■ WORK TO COMPLETE:
Note each line that includes the word "Event". Copy those lines.

■ THE RECORDS:

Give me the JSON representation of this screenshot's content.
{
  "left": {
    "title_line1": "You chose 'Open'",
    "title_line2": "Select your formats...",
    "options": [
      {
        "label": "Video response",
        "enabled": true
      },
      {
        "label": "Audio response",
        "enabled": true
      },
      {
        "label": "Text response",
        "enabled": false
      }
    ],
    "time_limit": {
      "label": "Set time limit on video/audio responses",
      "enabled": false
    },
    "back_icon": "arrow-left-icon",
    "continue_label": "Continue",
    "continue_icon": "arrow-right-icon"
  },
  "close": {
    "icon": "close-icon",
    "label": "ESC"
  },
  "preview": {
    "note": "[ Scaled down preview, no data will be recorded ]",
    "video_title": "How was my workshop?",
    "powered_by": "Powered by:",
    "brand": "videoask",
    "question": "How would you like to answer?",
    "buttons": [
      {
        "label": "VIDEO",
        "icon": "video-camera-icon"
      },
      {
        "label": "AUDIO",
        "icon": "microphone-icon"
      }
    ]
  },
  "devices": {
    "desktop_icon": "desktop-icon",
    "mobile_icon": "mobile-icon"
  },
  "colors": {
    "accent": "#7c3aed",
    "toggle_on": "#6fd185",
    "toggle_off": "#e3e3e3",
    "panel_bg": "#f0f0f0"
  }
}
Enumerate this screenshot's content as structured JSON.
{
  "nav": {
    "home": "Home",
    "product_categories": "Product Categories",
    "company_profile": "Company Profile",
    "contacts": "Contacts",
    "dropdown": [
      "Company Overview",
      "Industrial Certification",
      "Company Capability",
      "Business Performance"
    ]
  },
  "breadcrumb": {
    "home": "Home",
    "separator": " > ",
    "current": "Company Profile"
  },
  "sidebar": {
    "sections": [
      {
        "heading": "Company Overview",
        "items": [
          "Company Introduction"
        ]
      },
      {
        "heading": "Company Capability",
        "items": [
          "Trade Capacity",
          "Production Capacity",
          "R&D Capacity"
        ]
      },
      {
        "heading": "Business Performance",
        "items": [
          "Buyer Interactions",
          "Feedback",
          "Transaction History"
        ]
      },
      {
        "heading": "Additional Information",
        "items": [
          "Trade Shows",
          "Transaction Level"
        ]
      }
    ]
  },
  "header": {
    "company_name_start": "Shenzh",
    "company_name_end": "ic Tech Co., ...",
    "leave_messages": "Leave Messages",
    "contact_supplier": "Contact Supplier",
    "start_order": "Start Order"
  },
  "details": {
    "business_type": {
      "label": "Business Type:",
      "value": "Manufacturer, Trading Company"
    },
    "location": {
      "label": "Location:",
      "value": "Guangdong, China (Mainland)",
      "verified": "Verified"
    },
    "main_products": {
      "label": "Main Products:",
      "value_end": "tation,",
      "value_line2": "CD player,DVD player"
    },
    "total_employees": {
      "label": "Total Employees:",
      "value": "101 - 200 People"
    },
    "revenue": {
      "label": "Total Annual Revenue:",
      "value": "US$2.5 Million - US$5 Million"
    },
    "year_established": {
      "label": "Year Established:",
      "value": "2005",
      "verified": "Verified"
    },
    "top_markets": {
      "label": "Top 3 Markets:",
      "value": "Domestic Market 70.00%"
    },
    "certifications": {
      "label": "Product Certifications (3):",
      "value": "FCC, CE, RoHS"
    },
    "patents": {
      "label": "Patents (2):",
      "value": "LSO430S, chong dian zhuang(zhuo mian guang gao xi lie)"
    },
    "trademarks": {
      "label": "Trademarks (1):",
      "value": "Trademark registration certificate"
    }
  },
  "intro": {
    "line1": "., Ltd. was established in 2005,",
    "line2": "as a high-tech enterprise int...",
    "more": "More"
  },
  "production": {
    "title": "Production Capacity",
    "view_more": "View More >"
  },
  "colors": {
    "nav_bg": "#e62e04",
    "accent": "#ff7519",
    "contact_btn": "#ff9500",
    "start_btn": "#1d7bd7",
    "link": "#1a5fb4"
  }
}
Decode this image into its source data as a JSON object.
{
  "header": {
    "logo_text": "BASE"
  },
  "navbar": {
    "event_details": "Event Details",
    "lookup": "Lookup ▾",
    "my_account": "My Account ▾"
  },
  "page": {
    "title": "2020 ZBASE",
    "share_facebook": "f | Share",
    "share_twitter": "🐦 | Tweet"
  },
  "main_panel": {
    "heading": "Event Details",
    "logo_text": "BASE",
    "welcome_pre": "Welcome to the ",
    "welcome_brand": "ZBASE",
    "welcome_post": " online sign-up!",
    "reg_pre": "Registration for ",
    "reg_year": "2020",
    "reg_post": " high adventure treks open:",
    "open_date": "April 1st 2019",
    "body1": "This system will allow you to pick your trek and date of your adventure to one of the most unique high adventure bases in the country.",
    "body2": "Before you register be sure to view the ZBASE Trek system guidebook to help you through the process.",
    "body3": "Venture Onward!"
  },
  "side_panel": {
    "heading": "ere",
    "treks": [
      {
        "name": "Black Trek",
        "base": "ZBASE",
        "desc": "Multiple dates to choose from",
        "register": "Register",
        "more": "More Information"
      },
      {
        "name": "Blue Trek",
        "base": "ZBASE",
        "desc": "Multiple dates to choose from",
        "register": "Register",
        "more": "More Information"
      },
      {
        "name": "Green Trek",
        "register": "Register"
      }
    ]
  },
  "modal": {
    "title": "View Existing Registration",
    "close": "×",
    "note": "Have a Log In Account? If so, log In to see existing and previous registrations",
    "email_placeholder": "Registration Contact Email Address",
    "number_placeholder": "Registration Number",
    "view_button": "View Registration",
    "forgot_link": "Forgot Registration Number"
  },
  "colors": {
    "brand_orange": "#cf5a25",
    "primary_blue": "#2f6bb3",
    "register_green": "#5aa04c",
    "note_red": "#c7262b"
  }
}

■ RESULT BELOW:
    "event_details": "Event Details",
    "heading": "Event Details",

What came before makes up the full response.